* _Directions for this task_: Work through the material below and count the lines holding the word "Aisha"; give that count and nothing more.

Dataset records:
####################
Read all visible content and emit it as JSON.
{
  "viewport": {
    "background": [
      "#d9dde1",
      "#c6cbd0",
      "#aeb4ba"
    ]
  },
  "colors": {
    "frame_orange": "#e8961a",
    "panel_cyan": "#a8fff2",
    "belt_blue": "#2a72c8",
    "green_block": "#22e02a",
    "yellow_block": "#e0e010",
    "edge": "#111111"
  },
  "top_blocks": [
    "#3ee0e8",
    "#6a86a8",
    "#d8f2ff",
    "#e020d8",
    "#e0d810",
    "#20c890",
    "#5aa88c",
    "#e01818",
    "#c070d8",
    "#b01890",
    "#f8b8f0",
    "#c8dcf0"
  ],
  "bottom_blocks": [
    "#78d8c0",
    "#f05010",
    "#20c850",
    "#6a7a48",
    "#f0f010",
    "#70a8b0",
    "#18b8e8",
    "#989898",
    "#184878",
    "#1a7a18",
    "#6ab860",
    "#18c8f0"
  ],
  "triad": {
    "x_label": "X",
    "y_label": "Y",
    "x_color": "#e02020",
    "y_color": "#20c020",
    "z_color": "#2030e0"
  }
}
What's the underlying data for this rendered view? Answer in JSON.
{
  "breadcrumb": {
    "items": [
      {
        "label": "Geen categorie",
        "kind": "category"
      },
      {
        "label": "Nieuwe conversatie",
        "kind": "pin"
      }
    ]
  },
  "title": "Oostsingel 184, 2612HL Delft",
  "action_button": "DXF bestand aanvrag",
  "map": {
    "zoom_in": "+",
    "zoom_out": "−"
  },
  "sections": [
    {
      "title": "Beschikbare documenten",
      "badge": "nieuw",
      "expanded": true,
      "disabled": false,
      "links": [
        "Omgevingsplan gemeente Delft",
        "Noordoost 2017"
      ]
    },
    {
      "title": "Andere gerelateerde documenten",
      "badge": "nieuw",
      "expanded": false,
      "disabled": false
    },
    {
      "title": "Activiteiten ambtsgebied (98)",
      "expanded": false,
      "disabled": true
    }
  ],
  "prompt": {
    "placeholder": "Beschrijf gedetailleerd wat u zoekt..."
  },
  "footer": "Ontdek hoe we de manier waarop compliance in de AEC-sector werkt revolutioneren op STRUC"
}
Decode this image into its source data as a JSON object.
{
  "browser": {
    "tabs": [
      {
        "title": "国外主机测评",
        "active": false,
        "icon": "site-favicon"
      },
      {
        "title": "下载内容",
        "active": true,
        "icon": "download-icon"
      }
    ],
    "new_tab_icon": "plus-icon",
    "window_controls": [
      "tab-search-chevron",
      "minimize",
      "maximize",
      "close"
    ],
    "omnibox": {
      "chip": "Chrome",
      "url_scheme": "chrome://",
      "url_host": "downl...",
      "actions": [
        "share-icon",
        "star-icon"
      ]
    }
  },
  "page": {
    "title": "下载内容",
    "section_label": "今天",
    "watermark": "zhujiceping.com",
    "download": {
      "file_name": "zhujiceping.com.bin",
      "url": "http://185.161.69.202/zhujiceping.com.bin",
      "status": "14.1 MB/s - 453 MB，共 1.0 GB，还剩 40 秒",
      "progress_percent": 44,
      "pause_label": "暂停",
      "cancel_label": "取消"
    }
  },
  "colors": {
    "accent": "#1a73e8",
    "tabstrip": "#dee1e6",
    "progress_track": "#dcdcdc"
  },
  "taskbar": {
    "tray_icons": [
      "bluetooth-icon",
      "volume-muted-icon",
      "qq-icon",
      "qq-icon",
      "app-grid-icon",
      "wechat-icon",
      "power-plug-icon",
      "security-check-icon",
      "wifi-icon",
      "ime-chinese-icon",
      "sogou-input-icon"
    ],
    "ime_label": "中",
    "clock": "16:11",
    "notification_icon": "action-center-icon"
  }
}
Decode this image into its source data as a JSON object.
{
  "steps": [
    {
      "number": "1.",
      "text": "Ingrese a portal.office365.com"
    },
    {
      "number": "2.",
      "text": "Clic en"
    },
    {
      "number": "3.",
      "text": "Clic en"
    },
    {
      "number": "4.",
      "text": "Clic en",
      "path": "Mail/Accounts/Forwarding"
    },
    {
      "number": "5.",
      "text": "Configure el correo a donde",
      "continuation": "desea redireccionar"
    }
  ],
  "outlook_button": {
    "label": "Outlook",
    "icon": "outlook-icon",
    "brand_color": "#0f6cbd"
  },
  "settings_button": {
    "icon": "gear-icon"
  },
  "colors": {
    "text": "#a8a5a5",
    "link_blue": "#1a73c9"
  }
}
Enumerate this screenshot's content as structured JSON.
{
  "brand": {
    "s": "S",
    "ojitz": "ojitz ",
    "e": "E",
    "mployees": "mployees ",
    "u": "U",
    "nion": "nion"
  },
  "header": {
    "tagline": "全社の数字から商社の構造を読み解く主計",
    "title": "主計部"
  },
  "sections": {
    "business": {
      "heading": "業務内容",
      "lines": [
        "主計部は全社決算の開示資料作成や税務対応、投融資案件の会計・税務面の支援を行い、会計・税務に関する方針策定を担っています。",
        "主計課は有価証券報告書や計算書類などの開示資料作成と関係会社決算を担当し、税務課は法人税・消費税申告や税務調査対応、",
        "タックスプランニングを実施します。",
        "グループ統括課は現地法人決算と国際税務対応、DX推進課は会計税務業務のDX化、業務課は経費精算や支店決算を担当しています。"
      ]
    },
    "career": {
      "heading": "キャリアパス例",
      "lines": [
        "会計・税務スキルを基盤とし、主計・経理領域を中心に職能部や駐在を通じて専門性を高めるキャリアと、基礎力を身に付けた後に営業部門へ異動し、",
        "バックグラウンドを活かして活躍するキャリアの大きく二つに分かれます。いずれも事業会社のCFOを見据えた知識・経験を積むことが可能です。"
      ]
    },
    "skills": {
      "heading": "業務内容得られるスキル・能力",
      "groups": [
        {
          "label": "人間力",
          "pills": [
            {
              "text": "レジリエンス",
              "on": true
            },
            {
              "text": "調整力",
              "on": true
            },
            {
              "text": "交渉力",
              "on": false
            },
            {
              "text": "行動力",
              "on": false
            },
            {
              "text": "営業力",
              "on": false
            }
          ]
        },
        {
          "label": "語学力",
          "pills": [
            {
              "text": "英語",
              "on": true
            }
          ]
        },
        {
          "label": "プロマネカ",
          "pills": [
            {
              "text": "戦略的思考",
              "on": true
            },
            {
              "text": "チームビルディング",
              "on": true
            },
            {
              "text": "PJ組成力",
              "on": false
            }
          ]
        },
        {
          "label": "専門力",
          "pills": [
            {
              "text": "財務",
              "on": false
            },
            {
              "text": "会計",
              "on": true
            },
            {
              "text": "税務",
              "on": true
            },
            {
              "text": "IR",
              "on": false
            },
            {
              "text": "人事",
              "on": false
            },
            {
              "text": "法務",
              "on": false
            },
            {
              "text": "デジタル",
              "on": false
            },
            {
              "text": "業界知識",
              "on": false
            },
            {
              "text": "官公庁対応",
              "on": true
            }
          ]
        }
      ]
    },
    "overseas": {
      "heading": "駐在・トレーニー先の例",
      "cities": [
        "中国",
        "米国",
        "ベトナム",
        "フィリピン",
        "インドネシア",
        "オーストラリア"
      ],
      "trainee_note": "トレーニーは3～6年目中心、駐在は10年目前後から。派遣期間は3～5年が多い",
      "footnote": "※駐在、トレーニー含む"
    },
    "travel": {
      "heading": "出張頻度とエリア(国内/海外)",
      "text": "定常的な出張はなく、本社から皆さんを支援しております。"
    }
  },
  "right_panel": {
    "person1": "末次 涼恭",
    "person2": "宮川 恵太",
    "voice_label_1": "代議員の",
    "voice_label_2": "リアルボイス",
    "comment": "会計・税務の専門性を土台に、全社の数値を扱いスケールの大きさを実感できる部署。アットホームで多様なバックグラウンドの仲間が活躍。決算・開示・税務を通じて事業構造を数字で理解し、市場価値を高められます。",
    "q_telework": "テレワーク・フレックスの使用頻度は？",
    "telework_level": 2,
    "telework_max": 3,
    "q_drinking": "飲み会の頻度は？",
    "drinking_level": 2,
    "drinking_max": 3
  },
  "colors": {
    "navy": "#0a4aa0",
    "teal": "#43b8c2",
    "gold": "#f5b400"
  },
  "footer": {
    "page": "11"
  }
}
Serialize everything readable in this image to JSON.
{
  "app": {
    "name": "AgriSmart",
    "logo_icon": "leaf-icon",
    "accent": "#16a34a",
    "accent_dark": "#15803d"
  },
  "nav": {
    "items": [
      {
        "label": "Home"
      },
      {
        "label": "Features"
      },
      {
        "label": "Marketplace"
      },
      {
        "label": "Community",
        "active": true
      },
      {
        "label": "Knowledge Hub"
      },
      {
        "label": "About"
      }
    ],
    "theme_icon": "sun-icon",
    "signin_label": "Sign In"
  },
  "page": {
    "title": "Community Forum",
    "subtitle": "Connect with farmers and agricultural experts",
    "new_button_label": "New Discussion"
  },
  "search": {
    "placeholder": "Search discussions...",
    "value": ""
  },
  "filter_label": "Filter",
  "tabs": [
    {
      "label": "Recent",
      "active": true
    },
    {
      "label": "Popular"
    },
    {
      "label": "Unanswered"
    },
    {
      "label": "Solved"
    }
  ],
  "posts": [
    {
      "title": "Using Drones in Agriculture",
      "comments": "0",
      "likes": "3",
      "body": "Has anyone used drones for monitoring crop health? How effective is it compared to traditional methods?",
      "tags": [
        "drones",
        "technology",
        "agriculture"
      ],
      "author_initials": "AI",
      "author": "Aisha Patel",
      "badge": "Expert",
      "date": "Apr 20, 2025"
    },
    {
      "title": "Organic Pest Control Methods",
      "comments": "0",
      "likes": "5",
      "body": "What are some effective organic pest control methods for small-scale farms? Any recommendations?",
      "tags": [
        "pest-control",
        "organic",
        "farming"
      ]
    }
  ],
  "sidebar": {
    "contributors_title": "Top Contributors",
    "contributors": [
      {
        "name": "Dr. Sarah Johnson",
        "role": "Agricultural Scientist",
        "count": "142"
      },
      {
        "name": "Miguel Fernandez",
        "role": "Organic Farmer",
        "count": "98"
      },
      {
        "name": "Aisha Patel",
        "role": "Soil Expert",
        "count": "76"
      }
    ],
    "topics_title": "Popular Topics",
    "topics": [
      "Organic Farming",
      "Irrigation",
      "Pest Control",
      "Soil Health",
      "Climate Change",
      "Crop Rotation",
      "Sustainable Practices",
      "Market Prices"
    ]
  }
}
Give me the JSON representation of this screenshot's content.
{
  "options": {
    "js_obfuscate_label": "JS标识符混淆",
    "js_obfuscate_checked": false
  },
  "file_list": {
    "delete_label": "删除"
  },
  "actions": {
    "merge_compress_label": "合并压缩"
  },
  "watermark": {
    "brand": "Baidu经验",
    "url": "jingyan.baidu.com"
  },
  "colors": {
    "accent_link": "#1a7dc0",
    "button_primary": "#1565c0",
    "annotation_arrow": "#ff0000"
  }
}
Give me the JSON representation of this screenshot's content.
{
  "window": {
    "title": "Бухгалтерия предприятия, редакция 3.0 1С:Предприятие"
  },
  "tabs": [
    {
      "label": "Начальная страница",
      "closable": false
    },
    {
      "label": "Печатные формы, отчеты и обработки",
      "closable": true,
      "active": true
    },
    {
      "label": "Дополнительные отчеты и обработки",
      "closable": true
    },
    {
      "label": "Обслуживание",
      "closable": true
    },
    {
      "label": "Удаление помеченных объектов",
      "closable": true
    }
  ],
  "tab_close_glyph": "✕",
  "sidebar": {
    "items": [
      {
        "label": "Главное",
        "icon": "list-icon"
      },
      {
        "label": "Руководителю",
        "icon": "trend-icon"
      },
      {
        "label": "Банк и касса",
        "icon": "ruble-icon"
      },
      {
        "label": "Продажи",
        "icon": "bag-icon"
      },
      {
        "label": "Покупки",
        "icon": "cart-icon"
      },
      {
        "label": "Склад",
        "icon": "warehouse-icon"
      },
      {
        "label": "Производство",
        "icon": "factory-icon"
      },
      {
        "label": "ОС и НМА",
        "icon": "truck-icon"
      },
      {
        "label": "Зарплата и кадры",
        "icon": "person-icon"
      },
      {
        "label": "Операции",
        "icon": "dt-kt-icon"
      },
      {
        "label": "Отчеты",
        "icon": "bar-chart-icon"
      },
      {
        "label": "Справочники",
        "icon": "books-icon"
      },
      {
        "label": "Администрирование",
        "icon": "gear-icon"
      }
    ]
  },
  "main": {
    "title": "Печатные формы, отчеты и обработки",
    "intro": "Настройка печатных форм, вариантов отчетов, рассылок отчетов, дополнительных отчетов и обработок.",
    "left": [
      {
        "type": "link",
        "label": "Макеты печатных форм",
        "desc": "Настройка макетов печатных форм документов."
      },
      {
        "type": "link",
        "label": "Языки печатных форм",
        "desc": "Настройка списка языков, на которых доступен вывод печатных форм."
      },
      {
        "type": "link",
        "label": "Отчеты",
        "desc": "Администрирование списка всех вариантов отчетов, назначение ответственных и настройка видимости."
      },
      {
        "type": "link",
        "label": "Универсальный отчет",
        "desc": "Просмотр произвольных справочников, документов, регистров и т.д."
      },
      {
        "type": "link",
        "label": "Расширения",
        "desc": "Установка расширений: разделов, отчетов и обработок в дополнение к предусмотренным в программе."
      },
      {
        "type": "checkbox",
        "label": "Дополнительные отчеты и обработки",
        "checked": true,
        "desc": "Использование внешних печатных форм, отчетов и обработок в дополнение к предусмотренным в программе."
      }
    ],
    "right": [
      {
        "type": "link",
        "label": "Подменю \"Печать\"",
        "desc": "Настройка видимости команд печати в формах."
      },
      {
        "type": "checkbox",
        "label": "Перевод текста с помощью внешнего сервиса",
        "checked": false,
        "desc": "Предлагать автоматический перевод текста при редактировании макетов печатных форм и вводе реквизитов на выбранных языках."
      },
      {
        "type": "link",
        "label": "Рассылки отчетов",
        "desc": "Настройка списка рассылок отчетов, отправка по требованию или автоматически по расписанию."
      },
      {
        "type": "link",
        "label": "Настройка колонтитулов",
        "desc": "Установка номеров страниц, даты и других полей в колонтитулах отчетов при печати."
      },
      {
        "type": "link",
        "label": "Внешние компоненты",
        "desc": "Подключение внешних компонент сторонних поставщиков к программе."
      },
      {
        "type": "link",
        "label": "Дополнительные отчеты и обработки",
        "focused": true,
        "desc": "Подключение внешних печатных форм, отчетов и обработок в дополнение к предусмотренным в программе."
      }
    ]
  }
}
####################
* _The result_: 2